▶ _Exercise inputs_:
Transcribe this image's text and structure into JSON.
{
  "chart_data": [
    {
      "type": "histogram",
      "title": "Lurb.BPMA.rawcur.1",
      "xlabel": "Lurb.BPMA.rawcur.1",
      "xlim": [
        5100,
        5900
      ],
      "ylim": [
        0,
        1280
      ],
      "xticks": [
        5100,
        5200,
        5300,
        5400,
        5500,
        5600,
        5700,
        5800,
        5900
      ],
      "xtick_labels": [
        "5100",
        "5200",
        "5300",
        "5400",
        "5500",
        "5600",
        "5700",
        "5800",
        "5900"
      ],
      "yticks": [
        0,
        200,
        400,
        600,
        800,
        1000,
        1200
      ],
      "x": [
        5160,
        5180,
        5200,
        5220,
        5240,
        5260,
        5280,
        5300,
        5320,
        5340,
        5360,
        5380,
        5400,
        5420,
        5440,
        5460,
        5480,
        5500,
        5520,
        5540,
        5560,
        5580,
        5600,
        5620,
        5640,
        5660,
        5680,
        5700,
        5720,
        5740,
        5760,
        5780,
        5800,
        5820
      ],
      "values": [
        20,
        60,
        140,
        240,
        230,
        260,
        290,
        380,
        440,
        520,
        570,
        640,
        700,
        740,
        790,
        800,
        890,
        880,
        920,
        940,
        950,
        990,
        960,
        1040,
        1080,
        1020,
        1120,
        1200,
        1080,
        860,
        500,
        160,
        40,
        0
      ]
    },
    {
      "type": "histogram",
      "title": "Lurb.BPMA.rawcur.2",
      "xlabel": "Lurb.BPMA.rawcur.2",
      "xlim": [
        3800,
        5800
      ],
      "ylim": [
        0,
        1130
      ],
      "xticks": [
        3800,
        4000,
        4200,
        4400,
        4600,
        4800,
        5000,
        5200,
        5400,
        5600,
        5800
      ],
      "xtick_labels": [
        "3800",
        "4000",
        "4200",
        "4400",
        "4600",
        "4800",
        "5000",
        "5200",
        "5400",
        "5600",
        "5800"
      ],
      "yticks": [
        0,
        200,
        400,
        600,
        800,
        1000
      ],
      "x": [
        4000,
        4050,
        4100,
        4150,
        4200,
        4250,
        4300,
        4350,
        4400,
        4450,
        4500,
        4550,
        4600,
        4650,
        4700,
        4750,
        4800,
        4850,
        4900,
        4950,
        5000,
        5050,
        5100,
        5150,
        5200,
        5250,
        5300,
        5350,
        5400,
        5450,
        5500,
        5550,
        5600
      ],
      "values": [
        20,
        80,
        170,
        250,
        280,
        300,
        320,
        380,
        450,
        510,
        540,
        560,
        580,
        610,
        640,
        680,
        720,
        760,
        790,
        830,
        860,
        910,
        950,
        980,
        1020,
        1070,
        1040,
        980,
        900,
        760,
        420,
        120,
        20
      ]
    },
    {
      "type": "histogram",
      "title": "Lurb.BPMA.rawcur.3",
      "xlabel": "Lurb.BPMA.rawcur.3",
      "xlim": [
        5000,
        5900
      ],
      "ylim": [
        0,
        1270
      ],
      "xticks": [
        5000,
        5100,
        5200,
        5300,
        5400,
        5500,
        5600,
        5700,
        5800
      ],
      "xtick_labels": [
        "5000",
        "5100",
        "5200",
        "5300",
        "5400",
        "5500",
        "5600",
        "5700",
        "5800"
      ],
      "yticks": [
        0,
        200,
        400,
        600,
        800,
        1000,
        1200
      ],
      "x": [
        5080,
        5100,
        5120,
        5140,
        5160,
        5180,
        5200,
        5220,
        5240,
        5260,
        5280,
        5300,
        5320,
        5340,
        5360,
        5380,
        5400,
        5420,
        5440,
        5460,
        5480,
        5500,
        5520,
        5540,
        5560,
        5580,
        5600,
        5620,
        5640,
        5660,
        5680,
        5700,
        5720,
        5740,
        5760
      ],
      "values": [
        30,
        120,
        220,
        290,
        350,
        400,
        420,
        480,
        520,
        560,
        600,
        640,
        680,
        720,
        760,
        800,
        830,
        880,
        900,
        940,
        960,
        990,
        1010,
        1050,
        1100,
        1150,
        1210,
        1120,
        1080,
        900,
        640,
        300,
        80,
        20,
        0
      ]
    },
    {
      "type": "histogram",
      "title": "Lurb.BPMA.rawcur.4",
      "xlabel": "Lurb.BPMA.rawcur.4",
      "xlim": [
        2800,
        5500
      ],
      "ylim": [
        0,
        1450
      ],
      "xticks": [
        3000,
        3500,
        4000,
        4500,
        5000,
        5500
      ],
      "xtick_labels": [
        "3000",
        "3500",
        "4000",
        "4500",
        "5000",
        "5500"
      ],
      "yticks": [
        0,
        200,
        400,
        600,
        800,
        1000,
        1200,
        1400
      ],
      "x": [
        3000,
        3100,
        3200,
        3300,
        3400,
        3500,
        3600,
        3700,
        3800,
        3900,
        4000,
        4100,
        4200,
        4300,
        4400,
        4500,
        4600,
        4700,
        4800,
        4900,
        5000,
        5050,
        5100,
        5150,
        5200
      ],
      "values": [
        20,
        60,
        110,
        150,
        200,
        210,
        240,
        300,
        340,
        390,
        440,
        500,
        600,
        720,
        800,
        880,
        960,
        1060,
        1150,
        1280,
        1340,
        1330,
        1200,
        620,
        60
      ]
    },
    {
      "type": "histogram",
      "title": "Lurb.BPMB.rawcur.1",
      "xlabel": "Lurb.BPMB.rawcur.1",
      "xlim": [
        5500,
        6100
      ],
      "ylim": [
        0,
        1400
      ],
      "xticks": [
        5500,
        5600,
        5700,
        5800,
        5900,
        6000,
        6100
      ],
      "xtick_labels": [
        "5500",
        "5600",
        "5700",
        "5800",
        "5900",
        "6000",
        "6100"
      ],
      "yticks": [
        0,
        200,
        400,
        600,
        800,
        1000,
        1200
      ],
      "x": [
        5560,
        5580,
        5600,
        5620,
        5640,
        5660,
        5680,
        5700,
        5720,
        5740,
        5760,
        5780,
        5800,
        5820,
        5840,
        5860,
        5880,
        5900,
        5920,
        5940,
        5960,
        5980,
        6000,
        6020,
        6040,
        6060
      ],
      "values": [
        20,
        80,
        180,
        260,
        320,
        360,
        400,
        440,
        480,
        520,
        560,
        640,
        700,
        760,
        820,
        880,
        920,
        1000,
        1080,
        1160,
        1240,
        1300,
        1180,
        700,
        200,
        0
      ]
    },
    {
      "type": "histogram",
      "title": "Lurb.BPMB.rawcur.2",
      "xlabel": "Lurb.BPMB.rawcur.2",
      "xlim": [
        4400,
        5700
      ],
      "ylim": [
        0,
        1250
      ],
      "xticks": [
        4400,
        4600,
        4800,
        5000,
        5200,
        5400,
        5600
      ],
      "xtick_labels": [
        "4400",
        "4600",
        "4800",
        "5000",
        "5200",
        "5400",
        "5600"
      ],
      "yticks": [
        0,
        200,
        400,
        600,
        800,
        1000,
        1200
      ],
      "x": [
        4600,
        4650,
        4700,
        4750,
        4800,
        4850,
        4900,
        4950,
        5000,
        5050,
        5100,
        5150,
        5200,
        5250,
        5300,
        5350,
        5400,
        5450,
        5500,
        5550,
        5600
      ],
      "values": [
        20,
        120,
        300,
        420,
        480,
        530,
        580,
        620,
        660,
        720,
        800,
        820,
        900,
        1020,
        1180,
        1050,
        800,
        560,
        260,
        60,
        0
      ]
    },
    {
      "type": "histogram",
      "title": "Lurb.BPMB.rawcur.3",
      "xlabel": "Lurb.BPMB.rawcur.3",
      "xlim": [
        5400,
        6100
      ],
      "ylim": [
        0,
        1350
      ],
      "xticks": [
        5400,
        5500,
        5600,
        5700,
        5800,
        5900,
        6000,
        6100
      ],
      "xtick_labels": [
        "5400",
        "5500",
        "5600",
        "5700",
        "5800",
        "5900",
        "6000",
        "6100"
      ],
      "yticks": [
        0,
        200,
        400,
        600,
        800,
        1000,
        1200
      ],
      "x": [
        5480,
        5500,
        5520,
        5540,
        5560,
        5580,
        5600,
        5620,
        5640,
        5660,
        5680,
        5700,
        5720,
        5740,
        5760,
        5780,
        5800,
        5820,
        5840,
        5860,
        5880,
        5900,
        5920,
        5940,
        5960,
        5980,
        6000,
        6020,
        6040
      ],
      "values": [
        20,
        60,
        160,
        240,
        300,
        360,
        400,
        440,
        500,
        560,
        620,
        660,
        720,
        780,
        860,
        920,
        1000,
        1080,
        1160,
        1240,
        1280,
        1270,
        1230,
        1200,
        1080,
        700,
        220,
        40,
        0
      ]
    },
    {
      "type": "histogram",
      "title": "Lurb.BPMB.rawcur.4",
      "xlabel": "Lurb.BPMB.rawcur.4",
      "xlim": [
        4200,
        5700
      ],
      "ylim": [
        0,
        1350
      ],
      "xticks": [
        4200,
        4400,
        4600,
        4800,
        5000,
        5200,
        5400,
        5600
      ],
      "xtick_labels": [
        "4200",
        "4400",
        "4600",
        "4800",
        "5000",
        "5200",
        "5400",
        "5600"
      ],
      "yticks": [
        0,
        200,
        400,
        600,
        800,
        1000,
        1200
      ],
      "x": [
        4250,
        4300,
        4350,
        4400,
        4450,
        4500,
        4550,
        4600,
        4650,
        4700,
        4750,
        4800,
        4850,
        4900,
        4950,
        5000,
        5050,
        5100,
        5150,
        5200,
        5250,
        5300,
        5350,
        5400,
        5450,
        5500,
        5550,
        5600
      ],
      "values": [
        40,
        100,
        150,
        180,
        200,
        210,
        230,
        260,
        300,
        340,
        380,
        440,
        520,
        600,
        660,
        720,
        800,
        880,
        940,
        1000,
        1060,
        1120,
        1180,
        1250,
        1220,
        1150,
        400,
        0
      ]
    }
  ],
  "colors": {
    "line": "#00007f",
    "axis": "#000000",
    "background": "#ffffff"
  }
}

▶ _Given request_: Write out every line of the data that holds the word "title".

▶ _Exercise solution_:
      "title": "Lurb.BPMA.rawcur.1",
      "title": "Lurb.BPMA.rawcur.2",
      "title": "Lurb.BPMA.rawcur.3",
      "title": "Lurb.BPMA.rawcur.4",
      "title": "Lurb.BPMB.rawcur.1",
      "title": "Lurb.BPMB.rawcur.2",
      "title": "Lurb.BPMB.rawcur.3",
      "title": "Lurb.BPMB.rawcur.4",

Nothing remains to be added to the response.